The exercise: List each line of the data that holds the string "response", please.

Data for the task:
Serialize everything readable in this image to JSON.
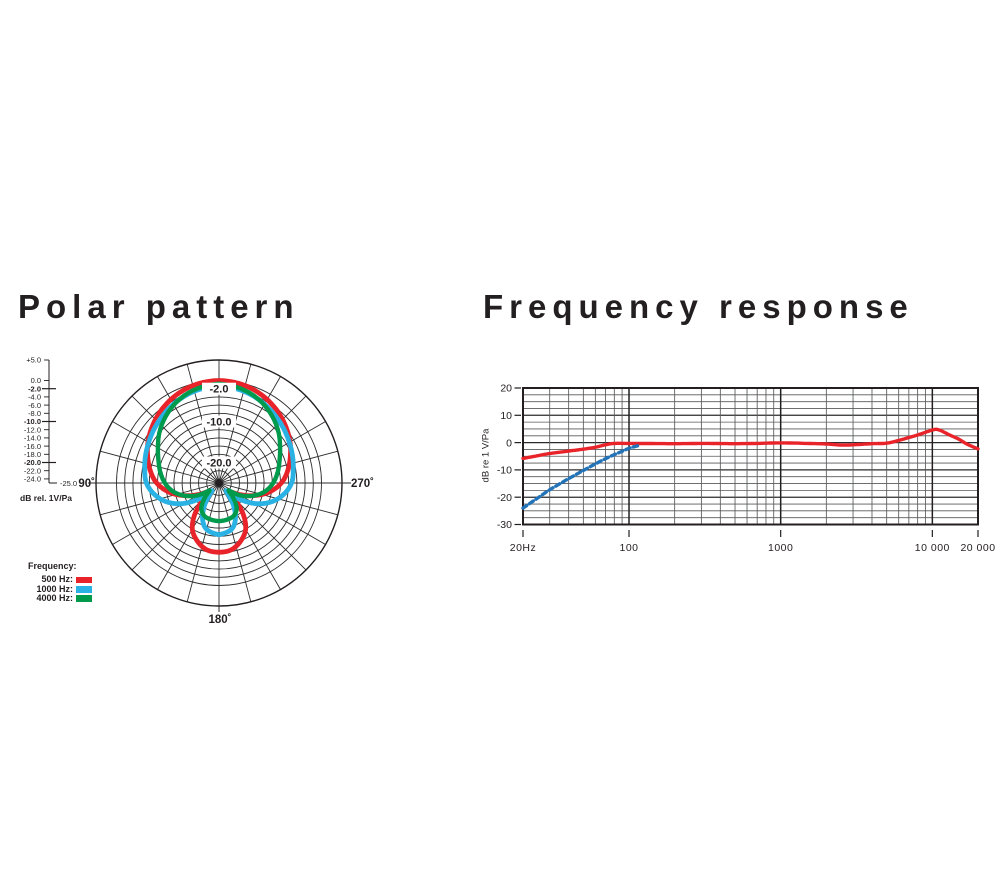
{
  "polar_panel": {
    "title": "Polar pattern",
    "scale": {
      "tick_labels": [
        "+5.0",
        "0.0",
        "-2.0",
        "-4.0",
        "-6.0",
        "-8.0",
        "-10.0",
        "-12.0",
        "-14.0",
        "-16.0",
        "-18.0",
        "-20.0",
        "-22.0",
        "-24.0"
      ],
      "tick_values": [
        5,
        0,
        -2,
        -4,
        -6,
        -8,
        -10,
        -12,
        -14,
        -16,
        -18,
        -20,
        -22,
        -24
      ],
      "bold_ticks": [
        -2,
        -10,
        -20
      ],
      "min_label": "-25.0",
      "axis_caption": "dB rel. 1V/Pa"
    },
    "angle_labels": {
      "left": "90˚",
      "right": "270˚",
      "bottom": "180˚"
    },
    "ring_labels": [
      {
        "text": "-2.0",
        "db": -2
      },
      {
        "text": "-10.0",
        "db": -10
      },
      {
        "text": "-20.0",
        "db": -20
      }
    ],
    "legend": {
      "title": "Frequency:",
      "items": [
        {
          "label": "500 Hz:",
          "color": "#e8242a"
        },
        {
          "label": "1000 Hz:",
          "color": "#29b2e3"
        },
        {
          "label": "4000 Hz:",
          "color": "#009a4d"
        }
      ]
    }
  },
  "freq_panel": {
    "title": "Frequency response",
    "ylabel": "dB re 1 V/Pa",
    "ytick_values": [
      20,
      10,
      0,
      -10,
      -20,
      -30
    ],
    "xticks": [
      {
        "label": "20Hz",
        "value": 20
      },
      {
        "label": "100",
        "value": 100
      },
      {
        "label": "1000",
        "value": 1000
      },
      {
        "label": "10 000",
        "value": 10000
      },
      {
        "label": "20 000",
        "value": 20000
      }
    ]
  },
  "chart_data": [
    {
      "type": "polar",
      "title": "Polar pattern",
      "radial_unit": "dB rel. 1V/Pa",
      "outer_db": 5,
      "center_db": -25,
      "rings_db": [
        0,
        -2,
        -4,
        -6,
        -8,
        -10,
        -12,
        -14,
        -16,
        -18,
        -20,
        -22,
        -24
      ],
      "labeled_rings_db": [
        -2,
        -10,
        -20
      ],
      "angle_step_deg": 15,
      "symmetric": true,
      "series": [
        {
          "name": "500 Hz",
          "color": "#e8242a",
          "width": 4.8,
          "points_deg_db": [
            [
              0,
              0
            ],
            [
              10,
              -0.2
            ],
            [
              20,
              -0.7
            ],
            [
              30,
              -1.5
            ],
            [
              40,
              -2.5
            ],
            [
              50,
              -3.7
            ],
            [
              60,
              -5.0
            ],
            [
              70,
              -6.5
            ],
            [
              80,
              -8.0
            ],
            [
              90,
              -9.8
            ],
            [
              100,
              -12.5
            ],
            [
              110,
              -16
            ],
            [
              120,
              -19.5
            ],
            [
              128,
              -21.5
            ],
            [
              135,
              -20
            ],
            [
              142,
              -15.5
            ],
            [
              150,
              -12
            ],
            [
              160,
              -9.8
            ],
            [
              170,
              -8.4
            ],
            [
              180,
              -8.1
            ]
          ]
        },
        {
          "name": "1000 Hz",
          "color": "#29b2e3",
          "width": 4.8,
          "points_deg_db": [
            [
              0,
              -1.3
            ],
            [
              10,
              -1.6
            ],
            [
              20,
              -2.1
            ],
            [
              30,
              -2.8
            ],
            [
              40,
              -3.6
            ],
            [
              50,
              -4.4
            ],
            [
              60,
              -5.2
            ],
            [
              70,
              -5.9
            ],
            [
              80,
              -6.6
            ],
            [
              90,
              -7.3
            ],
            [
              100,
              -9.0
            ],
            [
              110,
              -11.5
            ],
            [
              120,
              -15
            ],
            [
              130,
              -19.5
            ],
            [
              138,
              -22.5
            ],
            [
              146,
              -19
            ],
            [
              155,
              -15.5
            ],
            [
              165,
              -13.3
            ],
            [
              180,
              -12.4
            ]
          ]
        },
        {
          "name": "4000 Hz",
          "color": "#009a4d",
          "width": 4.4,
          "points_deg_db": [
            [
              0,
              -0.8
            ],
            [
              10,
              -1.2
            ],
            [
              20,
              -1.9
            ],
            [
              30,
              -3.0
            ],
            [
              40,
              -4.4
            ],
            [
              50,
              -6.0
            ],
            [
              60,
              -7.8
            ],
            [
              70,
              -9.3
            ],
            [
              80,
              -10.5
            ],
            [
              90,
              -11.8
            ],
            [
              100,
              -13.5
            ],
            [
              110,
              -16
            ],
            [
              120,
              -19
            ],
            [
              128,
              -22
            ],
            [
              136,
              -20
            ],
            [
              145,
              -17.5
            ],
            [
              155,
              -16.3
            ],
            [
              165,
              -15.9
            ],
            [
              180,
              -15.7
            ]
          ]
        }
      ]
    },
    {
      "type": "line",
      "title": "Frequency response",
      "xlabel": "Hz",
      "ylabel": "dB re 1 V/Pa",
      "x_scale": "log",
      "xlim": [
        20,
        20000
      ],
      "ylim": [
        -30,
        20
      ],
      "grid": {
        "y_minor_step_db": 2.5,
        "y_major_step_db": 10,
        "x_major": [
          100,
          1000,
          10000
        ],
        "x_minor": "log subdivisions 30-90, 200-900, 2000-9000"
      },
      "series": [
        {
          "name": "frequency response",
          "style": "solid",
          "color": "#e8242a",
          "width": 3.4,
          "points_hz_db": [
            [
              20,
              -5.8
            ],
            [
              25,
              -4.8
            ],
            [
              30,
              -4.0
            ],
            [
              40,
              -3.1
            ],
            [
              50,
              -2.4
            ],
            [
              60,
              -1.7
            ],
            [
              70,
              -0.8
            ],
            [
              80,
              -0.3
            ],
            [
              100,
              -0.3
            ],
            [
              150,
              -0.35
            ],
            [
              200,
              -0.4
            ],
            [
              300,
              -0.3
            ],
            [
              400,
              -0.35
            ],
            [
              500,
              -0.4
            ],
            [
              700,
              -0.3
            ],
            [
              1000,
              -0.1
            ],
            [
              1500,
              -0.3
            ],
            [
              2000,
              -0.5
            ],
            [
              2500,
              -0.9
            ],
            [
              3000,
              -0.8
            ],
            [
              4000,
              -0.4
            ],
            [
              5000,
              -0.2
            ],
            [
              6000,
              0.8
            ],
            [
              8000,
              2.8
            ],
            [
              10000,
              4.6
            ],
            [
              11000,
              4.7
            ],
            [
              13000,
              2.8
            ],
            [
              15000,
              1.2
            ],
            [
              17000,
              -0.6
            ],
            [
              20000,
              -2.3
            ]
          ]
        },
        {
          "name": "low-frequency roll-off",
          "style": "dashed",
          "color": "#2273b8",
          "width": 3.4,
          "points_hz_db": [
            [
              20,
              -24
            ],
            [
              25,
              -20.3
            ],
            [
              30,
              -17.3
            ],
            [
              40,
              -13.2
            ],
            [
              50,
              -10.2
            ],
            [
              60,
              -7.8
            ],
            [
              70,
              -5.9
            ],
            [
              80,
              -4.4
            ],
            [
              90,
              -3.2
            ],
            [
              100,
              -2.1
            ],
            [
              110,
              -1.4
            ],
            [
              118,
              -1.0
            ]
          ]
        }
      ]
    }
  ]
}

Answer to the task:
    "title": "Frequency response",
      "title": "Frequency response",
          "name": "frequency response",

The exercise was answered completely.